**EXERCISE AIM:** Find the lines with "Speed" in them and copy them out.

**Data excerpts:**
## start

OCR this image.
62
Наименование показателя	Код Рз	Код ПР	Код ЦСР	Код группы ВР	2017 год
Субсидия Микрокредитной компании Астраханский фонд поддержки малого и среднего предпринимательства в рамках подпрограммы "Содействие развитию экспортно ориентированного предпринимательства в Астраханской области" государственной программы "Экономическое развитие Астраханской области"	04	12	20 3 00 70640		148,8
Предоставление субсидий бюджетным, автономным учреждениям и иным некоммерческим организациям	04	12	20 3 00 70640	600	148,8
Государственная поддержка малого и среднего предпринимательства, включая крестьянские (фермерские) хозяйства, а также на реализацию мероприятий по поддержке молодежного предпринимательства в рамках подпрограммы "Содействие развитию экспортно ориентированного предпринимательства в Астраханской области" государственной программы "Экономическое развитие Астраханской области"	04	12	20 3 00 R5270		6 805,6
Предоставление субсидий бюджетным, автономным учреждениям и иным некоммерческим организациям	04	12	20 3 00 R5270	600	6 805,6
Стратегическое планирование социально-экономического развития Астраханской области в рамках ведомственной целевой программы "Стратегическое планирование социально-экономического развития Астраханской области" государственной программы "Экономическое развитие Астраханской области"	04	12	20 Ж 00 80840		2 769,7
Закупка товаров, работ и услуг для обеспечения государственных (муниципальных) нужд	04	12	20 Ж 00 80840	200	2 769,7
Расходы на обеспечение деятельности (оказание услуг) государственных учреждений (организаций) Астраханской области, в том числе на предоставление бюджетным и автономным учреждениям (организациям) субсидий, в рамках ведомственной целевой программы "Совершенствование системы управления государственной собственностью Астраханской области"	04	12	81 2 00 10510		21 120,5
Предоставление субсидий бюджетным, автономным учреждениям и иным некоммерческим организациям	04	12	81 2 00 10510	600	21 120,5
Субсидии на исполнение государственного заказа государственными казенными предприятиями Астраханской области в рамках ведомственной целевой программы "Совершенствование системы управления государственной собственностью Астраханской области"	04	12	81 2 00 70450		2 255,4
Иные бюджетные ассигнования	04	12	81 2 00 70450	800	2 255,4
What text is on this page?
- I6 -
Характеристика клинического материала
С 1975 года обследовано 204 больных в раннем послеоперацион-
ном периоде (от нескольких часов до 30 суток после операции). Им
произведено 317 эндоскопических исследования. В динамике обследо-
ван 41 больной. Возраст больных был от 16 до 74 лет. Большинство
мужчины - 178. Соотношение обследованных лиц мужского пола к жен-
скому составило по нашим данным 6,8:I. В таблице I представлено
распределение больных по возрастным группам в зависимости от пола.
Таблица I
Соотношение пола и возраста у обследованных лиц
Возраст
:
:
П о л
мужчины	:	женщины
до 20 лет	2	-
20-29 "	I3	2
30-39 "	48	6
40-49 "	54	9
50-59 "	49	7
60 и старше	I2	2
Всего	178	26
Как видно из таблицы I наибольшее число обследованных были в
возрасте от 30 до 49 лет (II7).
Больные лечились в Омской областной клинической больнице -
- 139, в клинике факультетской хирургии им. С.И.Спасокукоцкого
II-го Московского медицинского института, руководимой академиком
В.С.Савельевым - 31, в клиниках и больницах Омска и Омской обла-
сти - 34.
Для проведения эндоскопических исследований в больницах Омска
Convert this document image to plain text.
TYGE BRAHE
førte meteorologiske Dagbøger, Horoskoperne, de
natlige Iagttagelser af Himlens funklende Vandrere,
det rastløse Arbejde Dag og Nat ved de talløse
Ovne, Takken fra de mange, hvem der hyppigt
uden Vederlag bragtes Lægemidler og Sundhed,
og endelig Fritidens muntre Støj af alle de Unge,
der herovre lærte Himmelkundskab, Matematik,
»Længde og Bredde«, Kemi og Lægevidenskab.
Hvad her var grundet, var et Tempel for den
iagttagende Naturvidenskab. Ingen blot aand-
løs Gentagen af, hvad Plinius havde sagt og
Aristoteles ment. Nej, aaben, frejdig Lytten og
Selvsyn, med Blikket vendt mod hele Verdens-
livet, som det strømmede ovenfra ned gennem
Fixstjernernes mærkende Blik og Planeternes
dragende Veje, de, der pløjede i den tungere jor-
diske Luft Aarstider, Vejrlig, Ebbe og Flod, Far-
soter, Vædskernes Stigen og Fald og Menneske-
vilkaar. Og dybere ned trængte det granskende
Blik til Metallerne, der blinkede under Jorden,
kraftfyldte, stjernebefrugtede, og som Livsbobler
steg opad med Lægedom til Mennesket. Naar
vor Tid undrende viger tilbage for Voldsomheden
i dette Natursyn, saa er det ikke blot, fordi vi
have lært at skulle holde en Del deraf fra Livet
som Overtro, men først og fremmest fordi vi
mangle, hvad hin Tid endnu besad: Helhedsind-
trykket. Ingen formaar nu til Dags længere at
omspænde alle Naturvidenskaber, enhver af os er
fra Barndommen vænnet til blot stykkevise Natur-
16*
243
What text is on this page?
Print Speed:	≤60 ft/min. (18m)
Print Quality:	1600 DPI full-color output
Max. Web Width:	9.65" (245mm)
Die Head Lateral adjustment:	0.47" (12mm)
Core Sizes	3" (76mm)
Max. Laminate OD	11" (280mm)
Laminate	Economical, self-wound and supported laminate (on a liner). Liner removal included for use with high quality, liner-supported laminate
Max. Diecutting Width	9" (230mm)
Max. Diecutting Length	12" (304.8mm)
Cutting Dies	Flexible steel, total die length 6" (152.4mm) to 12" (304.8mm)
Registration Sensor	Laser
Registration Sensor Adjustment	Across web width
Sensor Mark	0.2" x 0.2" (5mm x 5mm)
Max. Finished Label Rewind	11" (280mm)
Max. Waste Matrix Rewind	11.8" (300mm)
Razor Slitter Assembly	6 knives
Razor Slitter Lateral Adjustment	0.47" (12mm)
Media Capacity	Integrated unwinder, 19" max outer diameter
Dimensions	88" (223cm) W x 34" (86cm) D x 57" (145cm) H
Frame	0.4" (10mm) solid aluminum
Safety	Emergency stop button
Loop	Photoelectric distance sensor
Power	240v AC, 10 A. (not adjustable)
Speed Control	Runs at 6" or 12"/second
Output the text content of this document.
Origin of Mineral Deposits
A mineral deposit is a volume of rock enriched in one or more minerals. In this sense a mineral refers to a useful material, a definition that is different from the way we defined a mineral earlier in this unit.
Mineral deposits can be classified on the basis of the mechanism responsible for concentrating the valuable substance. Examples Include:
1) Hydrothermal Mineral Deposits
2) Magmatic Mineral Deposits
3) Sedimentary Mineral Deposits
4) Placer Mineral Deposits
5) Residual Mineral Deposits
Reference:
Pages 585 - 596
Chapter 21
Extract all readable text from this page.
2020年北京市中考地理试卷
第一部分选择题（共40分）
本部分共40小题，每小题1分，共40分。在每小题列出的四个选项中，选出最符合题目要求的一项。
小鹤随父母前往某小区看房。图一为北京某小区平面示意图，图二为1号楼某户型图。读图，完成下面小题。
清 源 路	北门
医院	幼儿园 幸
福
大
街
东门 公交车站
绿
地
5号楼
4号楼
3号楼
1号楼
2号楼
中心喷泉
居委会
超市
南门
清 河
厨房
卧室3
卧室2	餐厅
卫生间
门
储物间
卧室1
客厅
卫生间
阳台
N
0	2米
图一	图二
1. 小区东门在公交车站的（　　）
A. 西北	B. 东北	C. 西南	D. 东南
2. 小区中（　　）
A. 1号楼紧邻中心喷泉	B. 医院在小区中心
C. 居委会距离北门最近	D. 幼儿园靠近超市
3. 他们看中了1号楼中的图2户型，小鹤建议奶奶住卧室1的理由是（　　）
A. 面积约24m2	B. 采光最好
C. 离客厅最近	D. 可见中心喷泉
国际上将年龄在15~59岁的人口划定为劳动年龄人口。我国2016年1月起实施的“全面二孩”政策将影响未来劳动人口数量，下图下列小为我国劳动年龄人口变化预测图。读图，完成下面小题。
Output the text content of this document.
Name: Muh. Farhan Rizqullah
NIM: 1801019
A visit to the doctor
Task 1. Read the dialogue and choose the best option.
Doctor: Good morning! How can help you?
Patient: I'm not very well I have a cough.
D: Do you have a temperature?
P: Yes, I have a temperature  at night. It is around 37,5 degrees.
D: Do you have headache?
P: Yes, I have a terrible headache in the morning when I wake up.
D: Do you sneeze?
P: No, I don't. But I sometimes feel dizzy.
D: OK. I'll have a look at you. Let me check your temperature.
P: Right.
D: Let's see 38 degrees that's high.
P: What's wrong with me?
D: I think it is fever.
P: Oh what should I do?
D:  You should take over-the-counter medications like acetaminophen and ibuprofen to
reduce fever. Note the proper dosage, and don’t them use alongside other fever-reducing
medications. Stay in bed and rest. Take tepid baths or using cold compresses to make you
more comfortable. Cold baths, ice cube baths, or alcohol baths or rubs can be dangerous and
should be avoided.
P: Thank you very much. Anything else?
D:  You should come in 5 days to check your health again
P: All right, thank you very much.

## end

**FULL RESPONSE:**
Print Speed:	≤60 ft/min. (18m)
Speed Control	Runs at 6" or 12"/second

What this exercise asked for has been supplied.